Entries from a dataset —
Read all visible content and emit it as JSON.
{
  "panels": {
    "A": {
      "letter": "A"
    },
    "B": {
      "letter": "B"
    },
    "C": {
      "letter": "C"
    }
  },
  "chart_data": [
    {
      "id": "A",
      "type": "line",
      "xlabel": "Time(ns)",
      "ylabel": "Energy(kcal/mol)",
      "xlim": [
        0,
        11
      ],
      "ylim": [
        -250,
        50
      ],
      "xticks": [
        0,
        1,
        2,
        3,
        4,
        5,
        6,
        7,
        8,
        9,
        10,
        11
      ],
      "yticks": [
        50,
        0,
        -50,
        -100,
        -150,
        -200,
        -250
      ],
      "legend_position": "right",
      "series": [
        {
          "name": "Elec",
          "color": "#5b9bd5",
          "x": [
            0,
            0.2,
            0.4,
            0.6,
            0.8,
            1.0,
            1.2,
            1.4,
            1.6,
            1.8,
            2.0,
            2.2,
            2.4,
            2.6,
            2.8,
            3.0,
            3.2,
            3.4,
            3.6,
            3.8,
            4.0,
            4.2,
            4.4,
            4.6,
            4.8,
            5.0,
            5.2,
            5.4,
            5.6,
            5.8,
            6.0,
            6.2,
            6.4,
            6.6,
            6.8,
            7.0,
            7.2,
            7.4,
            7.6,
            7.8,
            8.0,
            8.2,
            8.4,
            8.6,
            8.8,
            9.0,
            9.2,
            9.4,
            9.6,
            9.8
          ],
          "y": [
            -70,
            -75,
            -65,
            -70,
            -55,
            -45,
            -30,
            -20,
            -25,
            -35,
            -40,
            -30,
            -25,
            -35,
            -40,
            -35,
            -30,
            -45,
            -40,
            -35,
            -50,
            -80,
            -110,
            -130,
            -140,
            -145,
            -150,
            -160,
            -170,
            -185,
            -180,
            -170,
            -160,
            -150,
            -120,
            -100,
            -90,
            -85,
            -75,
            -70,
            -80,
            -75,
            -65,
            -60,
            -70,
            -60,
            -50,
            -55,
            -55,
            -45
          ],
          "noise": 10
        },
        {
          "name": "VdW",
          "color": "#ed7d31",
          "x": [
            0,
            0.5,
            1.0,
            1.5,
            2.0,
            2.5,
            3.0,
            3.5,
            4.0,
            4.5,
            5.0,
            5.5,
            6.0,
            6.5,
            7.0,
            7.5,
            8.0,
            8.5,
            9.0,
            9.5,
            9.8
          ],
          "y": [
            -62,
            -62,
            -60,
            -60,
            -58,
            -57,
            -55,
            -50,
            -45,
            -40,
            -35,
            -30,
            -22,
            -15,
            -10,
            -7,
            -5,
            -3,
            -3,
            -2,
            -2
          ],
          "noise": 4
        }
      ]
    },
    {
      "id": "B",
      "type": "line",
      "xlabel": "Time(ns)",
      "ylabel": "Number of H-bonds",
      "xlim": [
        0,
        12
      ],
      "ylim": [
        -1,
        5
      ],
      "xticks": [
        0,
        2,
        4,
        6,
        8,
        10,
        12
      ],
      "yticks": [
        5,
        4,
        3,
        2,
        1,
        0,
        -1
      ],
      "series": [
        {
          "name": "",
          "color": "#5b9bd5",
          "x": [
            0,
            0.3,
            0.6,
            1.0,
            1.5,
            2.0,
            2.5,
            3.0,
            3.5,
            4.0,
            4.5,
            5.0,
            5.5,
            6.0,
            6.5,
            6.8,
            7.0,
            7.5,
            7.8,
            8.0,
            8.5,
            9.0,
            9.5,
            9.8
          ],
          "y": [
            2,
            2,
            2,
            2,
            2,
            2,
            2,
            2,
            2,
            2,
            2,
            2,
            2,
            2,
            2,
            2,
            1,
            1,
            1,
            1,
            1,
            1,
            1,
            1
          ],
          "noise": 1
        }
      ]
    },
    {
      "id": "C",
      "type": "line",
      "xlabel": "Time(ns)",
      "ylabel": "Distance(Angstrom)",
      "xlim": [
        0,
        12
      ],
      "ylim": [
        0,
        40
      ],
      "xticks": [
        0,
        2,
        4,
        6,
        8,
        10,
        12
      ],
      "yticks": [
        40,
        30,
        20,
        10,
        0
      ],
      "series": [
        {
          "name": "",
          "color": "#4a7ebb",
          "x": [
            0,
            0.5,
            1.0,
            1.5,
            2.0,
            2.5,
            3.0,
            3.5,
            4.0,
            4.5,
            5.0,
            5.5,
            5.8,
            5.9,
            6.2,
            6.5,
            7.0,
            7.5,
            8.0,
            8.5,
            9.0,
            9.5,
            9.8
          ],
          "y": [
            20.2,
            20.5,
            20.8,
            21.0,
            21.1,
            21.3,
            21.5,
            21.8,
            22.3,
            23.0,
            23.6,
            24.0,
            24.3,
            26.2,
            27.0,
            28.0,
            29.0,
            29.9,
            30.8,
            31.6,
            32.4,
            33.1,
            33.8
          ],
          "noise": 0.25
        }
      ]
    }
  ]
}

Your task —
Only lines holding the string "ylabel" are wanted; gather each one from the entries above.

Expected answer —
      "ylabel": "Energy(kcal/mol)",
      "ylabel": "Number of H-bonds",
      "ylabel": "Distance(Angstrom)",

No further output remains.